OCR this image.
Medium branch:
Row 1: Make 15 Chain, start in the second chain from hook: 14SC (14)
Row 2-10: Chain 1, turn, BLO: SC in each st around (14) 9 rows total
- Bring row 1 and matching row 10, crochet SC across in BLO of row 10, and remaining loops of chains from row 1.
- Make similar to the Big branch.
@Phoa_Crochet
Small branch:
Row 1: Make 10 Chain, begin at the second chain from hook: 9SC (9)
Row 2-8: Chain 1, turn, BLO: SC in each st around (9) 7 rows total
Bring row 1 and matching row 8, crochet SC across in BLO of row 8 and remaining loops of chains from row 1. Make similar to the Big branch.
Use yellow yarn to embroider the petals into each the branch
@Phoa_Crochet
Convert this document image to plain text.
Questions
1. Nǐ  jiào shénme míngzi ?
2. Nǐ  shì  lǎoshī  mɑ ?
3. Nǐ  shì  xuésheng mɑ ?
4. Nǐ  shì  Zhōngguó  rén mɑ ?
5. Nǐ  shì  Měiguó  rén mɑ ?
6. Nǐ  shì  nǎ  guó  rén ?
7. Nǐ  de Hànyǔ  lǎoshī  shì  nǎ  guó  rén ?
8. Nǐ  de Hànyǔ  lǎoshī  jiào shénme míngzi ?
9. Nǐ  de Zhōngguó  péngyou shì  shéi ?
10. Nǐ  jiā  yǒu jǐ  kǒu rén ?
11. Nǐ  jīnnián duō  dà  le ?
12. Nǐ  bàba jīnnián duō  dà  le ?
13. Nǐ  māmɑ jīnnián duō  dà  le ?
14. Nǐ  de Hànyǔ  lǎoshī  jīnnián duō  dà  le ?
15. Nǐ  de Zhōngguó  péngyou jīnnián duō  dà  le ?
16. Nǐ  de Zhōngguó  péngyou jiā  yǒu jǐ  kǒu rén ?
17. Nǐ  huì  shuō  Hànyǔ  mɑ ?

------------------------------------------------------------

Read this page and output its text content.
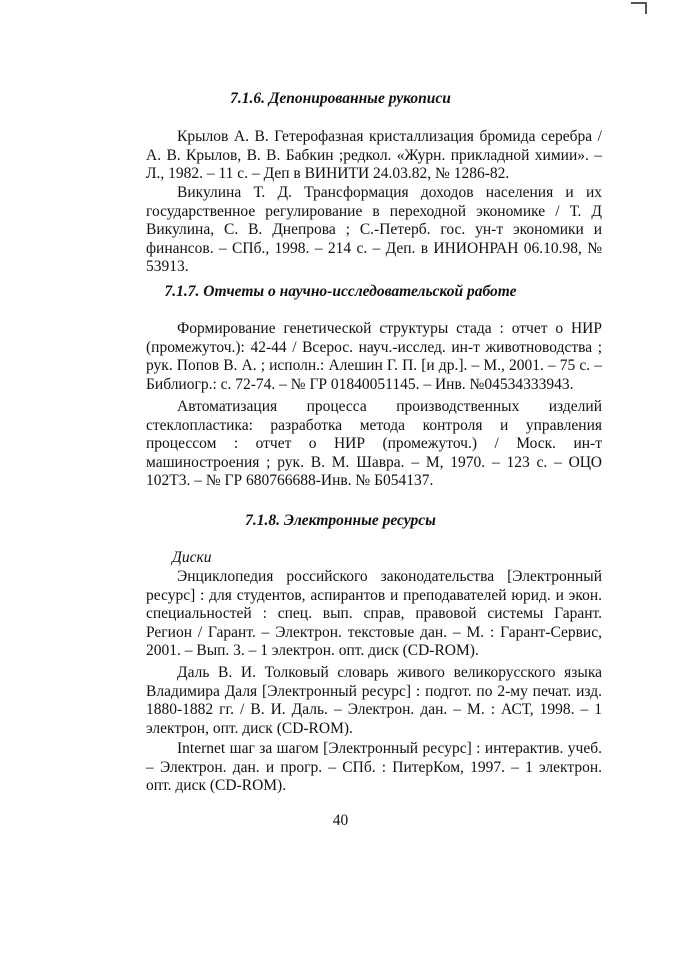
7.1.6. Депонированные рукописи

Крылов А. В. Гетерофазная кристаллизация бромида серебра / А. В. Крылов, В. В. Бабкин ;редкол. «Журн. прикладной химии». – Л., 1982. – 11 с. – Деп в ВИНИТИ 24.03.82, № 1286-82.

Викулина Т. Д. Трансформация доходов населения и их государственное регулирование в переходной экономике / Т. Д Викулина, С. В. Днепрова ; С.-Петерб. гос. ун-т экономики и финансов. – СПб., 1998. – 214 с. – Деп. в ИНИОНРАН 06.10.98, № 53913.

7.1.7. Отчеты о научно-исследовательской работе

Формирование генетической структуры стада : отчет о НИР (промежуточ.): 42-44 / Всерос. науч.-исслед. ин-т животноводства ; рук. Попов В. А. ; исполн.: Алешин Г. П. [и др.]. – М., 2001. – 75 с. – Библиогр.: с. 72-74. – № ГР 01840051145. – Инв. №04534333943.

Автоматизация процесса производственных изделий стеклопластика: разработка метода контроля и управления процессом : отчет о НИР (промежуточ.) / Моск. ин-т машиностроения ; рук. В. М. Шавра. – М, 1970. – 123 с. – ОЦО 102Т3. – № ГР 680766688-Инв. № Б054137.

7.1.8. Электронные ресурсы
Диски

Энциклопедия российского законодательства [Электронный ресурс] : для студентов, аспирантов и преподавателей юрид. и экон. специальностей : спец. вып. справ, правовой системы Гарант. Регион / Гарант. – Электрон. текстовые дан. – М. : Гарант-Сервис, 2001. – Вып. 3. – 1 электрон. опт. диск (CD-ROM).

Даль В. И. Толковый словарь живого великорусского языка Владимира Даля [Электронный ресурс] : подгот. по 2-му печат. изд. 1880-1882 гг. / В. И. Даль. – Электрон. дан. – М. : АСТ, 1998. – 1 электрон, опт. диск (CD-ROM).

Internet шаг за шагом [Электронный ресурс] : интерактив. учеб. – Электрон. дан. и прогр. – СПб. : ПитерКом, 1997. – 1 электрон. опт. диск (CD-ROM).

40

------------------------------------------------------------

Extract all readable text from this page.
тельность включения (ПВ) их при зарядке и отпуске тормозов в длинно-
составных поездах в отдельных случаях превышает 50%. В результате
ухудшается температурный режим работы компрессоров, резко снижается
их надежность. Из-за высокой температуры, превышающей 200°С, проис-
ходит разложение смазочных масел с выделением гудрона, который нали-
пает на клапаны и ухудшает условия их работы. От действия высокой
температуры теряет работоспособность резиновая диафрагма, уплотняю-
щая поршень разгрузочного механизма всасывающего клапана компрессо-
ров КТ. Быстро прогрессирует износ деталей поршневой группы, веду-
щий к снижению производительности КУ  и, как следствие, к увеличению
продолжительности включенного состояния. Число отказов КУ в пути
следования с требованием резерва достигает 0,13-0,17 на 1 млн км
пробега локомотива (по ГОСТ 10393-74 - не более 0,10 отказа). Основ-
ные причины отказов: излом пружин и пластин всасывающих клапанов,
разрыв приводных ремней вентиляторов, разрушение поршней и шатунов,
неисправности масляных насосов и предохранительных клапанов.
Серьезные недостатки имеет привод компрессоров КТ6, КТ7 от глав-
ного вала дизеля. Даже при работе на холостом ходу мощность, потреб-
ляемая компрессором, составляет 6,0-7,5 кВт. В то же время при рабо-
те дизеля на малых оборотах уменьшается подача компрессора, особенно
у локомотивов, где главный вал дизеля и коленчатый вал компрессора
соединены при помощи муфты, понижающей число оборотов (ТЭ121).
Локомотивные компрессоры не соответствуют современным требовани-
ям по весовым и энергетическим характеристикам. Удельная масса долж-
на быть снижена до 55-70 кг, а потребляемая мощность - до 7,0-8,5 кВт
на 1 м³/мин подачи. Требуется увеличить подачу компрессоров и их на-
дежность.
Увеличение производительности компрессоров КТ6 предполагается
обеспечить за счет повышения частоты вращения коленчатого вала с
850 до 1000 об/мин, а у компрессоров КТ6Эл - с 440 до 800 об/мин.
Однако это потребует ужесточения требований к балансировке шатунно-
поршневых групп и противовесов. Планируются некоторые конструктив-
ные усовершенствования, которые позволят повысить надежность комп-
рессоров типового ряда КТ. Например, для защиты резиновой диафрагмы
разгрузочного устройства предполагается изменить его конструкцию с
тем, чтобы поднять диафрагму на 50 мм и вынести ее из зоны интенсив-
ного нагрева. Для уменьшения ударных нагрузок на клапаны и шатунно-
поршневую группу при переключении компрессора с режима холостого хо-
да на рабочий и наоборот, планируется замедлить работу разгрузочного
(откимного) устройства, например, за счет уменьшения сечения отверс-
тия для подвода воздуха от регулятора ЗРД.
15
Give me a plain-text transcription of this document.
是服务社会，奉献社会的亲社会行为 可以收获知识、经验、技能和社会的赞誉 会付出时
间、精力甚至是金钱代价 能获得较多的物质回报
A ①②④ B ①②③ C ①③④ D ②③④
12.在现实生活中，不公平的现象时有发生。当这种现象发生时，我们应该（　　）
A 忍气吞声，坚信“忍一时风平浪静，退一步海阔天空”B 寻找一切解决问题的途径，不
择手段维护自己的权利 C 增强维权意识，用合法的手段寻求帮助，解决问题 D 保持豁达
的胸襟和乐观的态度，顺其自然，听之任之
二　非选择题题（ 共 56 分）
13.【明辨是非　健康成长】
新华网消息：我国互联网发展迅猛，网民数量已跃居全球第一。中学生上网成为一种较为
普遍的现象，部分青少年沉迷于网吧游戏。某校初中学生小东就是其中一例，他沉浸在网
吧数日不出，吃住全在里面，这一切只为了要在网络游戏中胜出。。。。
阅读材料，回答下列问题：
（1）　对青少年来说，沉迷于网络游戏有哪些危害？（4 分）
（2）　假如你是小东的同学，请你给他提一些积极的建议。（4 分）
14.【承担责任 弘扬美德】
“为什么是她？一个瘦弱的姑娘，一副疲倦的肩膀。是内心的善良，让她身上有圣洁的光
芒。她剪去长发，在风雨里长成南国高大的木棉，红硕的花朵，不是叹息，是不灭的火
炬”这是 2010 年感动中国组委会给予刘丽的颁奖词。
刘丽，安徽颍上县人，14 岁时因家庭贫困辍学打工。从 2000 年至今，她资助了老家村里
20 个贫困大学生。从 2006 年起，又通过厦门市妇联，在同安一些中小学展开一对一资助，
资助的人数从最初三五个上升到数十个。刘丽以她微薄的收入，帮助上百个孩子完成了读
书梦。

------------------------------------------------------------

• DIRECTIONS FOR THIS TASK
Tally the lines of the listing in which the word "from" occurs, and state the total alone.

• COMPLETE OUTPUT
5